### GIVEN INSTRUCTION:
Pictures should be excluded; otherwise, copy every entry exactly.

### DATA SECTION:
— START —
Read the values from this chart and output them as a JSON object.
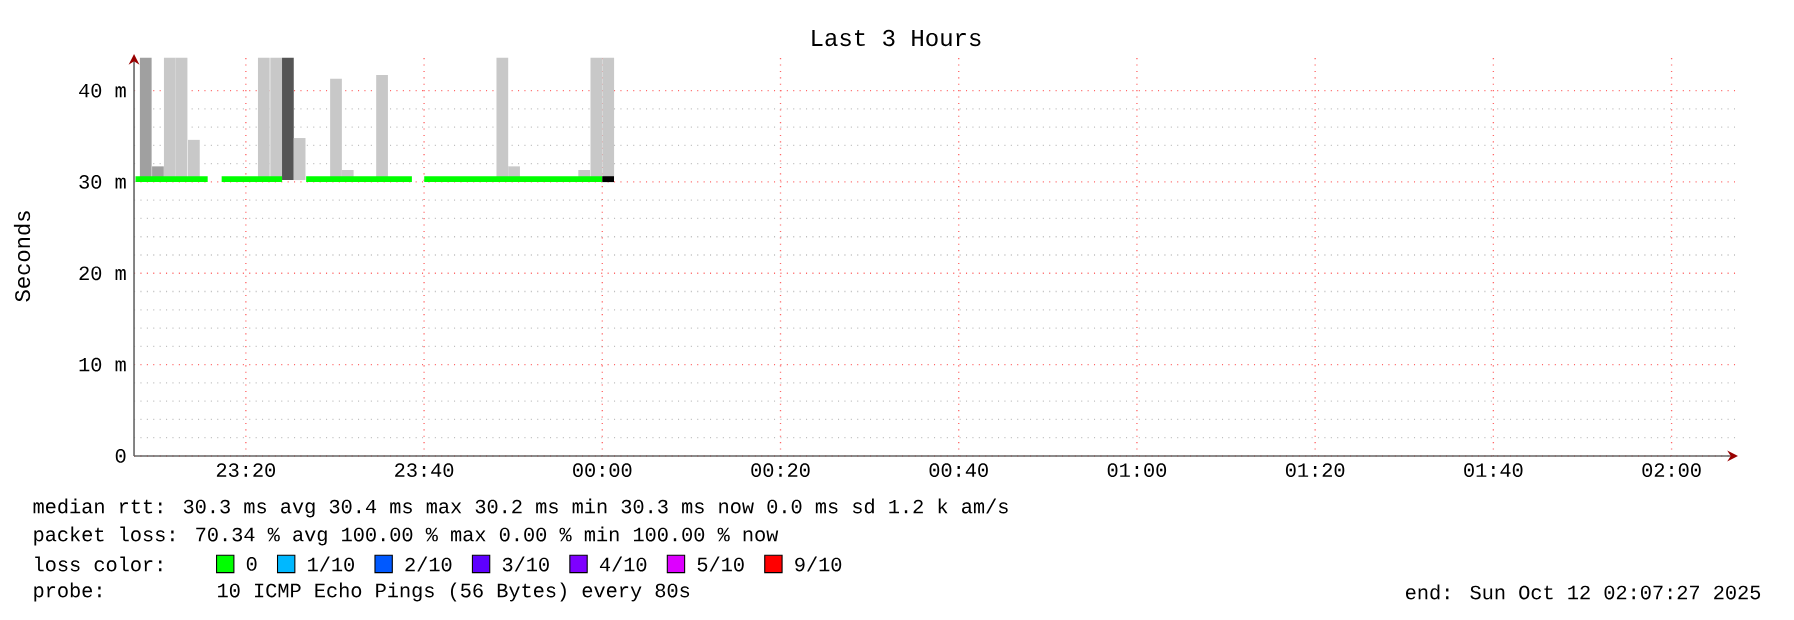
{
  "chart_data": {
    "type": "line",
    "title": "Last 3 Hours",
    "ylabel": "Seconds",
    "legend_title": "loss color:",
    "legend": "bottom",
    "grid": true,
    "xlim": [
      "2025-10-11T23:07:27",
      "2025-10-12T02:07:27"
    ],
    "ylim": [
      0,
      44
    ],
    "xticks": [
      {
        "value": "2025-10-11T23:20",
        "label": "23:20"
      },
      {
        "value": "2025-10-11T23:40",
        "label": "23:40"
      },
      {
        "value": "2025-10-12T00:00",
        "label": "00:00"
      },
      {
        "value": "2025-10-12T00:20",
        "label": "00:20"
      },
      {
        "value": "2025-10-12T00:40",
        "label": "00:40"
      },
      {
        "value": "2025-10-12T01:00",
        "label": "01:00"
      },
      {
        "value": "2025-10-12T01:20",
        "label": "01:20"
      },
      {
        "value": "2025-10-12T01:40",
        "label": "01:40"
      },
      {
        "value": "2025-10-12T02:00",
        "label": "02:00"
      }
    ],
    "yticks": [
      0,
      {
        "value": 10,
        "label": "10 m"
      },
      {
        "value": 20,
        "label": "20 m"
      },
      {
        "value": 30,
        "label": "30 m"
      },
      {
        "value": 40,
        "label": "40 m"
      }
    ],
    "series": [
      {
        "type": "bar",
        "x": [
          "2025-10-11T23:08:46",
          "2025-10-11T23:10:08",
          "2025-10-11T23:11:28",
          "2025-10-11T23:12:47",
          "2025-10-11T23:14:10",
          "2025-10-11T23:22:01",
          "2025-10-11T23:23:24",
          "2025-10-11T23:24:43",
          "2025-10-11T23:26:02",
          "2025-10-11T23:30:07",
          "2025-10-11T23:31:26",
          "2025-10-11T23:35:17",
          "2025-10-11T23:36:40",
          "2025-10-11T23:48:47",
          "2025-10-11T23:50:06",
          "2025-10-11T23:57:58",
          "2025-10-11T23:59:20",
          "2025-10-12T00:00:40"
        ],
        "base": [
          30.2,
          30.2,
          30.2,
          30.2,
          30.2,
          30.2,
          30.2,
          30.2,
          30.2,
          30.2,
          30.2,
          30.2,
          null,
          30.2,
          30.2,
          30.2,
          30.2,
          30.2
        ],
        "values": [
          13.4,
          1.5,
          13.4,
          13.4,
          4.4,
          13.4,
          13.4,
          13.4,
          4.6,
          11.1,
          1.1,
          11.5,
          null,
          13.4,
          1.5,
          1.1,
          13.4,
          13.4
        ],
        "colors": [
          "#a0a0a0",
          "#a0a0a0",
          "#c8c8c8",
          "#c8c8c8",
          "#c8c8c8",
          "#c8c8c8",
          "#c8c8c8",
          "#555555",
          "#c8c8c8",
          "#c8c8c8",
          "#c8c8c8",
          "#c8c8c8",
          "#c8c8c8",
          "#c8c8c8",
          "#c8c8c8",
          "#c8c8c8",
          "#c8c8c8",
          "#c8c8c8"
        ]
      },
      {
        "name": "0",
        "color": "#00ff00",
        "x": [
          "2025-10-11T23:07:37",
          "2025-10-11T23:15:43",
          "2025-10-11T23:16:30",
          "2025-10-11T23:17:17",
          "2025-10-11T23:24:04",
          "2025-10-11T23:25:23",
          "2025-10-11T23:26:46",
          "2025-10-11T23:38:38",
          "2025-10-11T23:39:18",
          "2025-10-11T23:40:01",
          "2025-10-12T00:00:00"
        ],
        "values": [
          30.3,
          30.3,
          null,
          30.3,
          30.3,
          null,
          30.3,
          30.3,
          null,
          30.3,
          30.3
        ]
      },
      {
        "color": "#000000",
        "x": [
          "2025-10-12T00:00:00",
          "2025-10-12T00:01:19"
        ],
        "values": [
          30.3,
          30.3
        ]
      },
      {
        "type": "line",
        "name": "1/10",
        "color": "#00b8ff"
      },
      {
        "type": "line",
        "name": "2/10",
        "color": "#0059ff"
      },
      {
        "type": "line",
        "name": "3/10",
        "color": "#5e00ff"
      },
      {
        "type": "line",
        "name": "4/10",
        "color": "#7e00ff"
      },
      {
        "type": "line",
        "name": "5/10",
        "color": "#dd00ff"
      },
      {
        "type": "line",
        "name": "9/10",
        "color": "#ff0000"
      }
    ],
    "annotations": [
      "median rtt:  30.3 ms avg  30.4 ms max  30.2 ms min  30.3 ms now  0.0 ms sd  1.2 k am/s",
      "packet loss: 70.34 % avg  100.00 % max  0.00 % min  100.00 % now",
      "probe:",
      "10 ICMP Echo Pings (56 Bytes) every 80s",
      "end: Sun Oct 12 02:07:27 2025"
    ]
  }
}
— END —
### SOLUTION FOR THIS PROBLEM:
Read the values from this chart and output them as a JSON object.
{
  "chart_data": {
    "type": "line",
    "title": "Last 3 Hours",
    "ylabel": "Seconds",
    "legend_title": "loss color:",
    "legend": "bottom",
    "grid": true,
    "xlim": [
      "2025-10-11T23:07:27",
      "2025-10-12T02:07:27"
    ],
    "ylim": [
      0,
      44
    ],
    "xticks": [
      {
        "value": "2025-10-11T23:20",
        "label": "23:20"
      },
      {
        "value": "2025-10-11T23:40",
        "label": "23:40"
      },
      {
        "value": "2025-10-12T00:00",
        "label": "00:00"
      },
      {
        "value": "2025-10-12T00:20",
        "label": "00:20"
      },
      {
        "value": "2025-10-12T00:40",
        "label": "00:40"
      },
      {
        "value": "2025-10-12T01:00",
        "label": "01:00"
      },
      {
        "value": "2025-10-12T01:20",
        "label": "01:20"
      },
      {
        "value": "2025-10-12T01:40",
        "label": "01:40"
      },
      {
        "value": "2025-10-12T02:00",
        "label": "02:00"
      }
    ],
    "yticks": [
      0,
      {
        "value": 10,
        "label": "10 m"
      },
      {
        "value": 20,
        "label": "20 m"
      },
      {
        "value": 30,
        "label": "30 m"
      },
      {
        "value": 40,
        "label": "40 m"
      }
    ],
    "series": [
      {
        "type": "bar",
        "x": [
          "2025-10-11T23:08:46",
          "2025-10-11T23:10:08",
          "2025-10-11T23:11:28",
          "2025-10-11T23:12:47",
          "2025-10-11T23:14:10",
          "2025-10-11T23:22:01",
          "2025-10-11T23:23:24",
          "2025-10-11T23:24:43",
          "2025-10-11T23:26:02",
          "2025-10-11T23:30:07",
          "2025-10-11T23:31:26",
          "2025-10-11T23:35:17",
          "2025-10-11T23:36:40",
          "2025-10-11T23:48:47",
          "2025-10-11T23:50:06",
          "2025-10-11T23:57:58",
          "2025-10-11T23:59:20",
          "2025-10-12T00:00:40"
        ],
        "base": [
          30.2,
          30.2,
          30.2,
          30.2,
          30.2,
          30.2,
          30.2,
          30.2,
          30.2,
          30.2,
          30.2,
          30.2,
          null,
          30.2,
          30.2,
          30.2,
          30.2,
          30.2
        ],
        "values": [
          13.4,
          1.5,
          13.4,
          13.4,
          4.4,
          13.4,
          13.4,
          13.4,
          4.6,
          11.1,
          1.1,
          11.5,
          null,
          13.4,
          1.5,
          1.1,
          13.4,
          13.4
        ],
        "colors": [
          "#a0a0a0",
          "#a0a0a0",
          "#c8c8c8",
          "#c8c8c8",
          "#c8c8c8",
          "#c8c8c8",
          "#c8c8c8",
          "#555555",
          "#c8c8c8",
          "#c8c8c8",
          "#c8c8c8",
          "#c8c8c8",
          "#c8c8c8",
          "#c8c8c8",
          "#c8c8c8",
          "#c8c8c8",
          "#c8c8c8",
          "#c8c8c8"
        ]
      },
      {
        "name": "0",
        "color": "#00ff00",
        "x": [
          "2025-10-11T23:07:37",
          "2025-10-11T23:15:43",
          "2025-10-11T23:16:30",
          "2025-10-11T23:17:17",
          "2025-10-11T23:24:04",
          "2025-10-11T23:25:23",
          "2025-10-11T23:26:46",
          "2025-10-11T23:38:38",
          "2025-10-11T23:39:18",
          "2025-10-11T23:40:01",
          "2025-10-12T00:00:00"
        ],
        "values": [
          30.3,
          30.3,
          null,
          30.3,
          30.3,
          null,
          30.3,
          30.3,
          null,
          30.3,
          30.3
        ]
      },
      {
        "color": "#000000",
        "x": [
          "2025-10-12T00:00:00",
          "2025-10-12T00:01:19"
        ],
        "values": [
          30.3,
          30.3
        ]
      },
      {
        "type": "line",
        "name": "1/10",
        "color": "#00b8ff"
      },
      {
        "type": "line",
        "name": "2/10",
        "color": "#0059ff"
      },
      {
        "type": "line",
        "name": "3/10",
        "color": "#5e00ff"
      },
      {
        "type": "line",
        "name": "4/10",
        "color": "#7e00ff"
      },
      {
        "type": "line",
        "name": "5/10",
        "color": "#dd00ff"
      },
      {
        "type": "line",
        "name": "9/10",
        "color": "#ff0000"
      }
    ],
    "annotations": [
      "median rtt:  30.3 ms avg  30.4 ms max  30.2 ms min  30.3 ms now  0.0 ms sd  1.2 k am/s",
      "packet loss: 70.34 % avg  100.00 % max  0.00 % min  100.00 % now",
      "probe:",
      "10 ICMP Echo Pings (56 Bytes) every 80s",
      "end: Sun Oct 12 02:07:27 2025"
    ]
  }
}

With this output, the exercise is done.